— begin INPUT RECORDS —
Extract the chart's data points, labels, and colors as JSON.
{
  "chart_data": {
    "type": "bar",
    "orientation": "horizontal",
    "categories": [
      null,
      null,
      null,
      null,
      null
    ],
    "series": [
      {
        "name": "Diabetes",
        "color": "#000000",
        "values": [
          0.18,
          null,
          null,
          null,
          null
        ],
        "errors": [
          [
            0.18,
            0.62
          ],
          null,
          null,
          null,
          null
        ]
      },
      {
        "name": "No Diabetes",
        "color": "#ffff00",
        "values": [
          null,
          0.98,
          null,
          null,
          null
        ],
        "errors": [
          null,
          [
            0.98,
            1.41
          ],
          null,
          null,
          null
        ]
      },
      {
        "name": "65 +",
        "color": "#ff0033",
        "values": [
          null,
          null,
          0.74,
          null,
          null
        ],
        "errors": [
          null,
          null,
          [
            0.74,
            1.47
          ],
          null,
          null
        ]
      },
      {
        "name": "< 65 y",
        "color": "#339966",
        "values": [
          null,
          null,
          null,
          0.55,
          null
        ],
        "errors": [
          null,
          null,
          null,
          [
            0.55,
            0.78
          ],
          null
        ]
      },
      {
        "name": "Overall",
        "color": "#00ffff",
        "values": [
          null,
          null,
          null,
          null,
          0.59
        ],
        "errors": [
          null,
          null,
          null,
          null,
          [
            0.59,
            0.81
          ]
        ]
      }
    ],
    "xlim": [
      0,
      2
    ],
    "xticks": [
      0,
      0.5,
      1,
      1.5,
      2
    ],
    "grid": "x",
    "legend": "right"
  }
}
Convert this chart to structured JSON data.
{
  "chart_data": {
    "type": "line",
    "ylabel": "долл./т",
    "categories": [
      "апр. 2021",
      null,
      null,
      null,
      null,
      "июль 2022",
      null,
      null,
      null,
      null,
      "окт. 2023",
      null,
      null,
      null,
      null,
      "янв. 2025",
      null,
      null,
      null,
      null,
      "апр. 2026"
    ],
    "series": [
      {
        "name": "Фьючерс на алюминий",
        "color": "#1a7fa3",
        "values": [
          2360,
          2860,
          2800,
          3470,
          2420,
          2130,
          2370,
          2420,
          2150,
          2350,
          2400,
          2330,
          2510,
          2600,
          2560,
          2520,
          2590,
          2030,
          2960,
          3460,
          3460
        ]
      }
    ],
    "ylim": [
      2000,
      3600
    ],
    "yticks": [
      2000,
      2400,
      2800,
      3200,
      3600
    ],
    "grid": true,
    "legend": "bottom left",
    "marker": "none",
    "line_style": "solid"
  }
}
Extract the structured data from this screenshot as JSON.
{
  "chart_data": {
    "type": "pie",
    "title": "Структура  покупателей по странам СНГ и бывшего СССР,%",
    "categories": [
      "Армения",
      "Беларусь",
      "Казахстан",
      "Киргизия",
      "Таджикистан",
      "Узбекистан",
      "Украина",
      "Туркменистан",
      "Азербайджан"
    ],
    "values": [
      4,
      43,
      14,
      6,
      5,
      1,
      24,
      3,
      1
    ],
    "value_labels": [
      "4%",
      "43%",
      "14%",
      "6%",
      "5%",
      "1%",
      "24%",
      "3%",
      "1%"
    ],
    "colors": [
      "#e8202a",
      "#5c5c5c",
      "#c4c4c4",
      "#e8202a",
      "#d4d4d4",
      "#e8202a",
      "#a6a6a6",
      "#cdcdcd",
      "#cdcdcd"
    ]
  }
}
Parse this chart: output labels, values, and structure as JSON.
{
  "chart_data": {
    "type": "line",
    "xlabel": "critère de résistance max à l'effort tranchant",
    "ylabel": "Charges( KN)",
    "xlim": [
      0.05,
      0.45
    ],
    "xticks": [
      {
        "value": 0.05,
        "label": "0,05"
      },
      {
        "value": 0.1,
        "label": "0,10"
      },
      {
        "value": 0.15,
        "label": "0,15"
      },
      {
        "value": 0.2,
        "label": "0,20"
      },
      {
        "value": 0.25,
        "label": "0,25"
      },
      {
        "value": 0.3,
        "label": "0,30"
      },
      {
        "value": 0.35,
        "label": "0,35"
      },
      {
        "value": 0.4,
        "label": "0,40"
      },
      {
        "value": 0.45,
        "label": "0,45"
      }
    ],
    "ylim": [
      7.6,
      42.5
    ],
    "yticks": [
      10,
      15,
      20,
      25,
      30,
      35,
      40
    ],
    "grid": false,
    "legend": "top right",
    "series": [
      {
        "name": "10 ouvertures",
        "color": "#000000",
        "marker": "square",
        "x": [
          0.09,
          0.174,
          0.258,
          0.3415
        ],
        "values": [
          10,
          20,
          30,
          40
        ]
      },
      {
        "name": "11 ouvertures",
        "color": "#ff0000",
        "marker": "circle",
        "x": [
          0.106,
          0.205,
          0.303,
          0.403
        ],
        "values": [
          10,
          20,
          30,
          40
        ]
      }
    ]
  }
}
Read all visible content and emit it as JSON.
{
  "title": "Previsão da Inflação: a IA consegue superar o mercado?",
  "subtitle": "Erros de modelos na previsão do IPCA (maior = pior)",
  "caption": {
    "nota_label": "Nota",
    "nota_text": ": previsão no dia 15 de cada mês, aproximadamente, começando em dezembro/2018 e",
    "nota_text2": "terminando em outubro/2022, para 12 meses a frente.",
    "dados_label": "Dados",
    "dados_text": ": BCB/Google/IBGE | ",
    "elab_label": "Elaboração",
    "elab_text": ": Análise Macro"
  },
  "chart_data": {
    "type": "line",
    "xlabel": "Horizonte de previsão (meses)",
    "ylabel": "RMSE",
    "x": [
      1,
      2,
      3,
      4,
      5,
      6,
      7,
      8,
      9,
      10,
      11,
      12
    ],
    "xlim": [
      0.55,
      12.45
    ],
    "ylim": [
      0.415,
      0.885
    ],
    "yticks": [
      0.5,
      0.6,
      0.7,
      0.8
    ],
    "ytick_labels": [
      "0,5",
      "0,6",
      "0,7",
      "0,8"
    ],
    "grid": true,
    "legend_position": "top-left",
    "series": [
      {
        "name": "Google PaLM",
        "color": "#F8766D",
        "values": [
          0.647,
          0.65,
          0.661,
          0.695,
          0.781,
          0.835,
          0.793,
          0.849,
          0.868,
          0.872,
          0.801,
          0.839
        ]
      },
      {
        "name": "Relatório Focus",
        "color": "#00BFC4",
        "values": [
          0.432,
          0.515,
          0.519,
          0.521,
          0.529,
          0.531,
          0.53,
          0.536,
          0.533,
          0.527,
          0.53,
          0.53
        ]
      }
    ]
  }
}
— end INPUT RECORDS —
Identify all lines in the records above with the word "ylabel".

    "ylabel": "долл./т",
    "ylabel": "Charges( KN)",
    "ylabel": "RMSE",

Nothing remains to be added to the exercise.